======== DATASET CONTENT ========

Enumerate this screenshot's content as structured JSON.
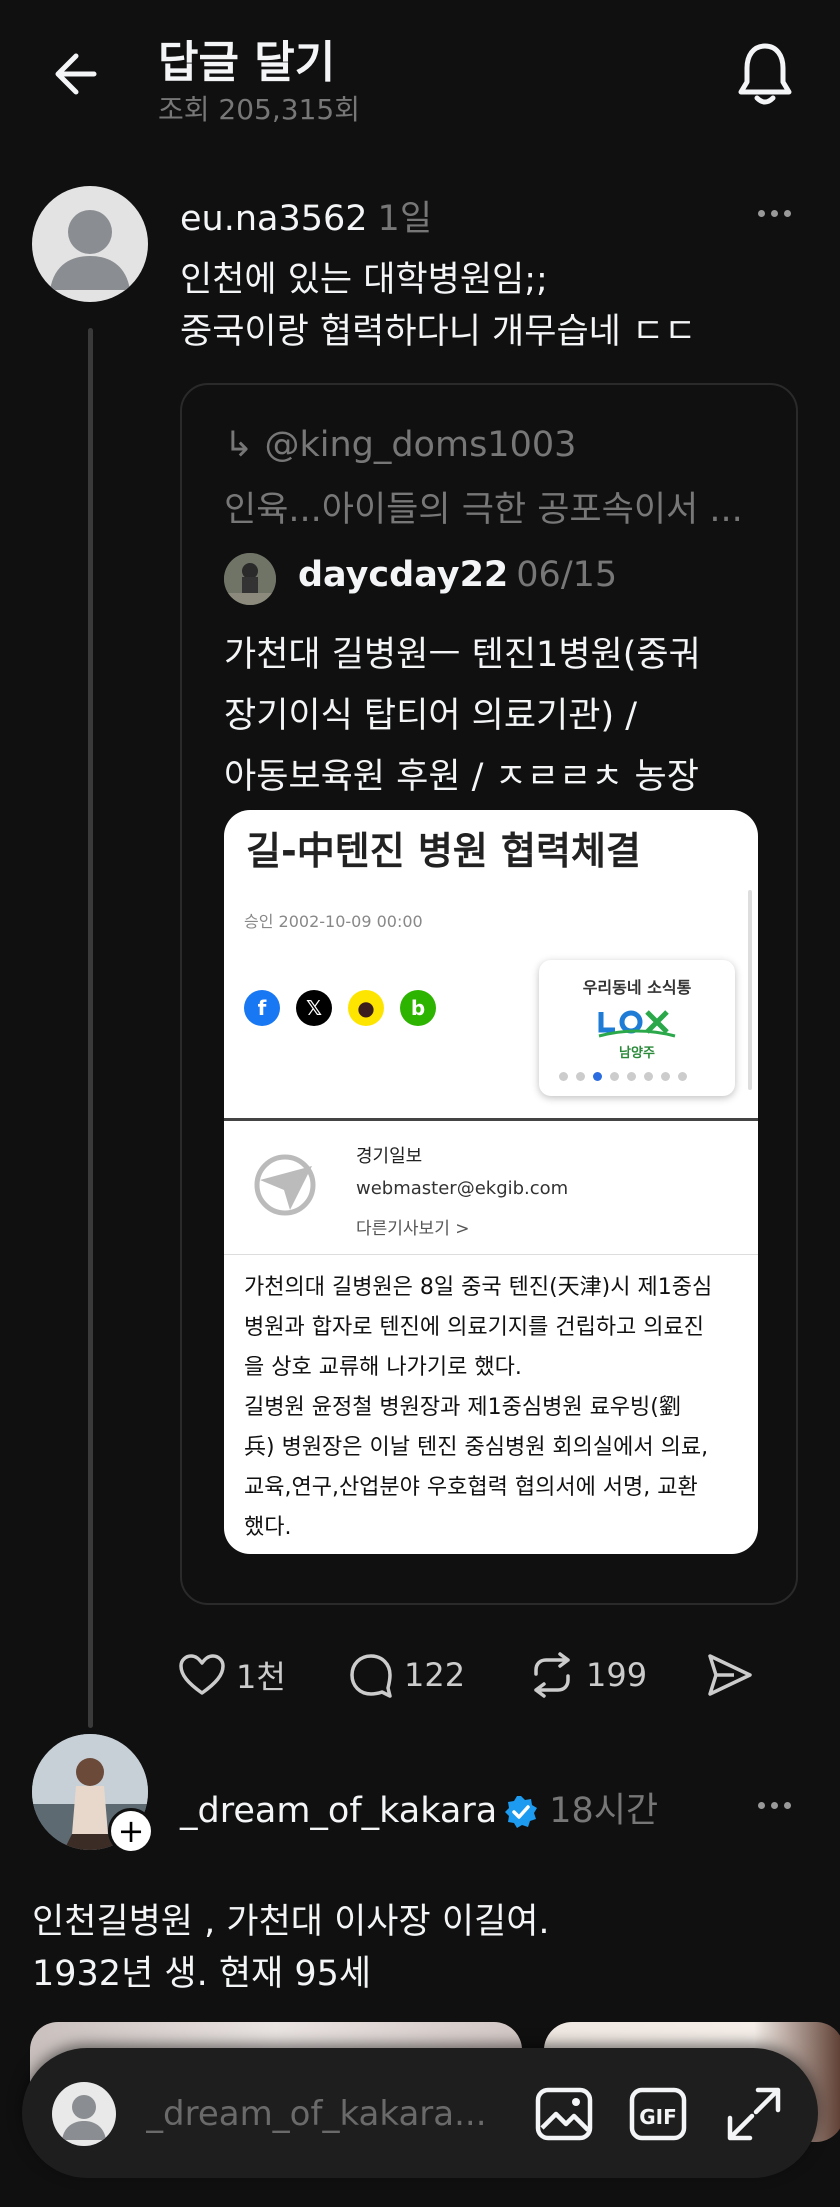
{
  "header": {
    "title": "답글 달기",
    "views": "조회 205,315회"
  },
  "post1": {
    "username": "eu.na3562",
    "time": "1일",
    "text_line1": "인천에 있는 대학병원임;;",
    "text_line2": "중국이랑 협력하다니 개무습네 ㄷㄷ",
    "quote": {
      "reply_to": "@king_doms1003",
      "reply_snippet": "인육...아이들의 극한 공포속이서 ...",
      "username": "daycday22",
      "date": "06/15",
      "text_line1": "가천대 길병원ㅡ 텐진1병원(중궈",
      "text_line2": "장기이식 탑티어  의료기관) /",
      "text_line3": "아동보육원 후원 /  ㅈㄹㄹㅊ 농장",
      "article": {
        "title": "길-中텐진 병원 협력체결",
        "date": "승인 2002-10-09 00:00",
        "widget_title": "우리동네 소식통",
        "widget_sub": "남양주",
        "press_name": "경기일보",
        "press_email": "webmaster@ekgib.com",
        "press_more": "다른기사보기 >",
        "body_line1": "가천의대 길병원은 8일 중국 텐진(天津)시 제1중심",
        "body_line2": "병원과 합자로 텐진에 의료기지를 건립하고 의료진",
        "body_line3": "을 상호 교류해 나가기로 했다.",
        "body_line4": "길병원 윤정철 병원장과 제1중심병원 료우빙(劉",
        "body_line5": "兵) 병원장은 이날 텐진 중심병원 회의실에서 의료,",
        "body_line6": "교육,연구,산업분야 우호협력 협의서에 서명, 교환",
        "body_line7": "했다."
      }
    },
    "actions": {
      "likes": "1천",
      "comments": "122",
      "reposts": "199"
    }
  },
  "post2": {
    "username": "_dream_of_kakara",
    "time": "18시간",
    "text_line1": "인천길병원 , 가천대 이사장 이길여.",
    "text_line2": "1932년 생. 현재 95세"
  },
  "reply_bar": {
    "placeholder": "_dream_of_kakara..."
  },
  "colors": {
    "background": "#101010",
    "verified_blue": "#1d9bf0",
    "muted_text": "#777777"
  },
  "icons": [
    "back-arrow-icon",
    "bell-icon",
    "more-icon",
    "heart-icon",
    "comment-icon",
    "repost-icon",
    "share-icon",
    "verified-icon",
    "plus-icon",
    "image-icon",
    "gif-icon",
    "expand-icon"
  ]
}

========
======== DATASET CONTENT ========

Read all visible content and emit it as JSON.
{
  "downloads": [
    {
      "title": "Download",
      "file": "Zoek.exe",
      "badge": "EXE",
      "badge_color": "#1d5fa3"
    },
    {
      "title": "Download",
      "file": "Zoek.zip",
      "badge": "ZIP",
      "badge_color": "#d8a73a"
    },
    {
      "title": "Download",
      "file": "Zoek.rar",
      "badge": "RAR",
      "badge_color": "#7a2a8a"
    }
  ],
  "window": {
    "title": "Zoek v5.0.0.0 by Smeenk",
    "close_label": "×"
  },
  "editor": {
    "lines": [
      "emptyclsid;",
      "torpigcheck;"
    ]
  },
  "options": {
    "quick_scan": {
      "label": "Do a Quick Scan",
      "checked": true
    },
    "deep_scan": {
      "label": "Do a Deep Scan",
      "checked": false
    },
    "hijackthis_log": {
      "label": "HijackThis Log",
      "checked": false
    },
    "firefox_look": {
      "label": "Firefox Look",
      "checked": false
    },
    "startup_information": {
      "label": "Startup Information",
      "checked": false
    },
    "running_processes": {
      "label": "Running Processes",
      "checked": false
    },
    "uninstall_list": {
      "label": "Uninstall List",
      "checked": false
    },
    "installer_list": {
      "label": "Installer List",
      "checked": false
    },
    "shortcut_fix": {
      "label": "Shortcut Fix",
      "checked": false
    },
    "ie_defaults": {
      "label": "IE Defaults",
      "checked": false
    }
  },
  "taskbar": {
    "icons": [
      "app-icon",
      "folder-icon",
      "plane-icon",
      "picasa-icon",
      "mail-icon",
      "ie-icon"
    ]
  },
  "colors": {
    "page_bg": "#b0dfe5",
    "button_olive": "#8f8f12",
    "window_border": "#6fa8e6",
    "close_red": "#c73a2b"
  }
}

========

- TASK STATEMENT
Write only the number of lines that include "username".

- CORRECT RESULT
3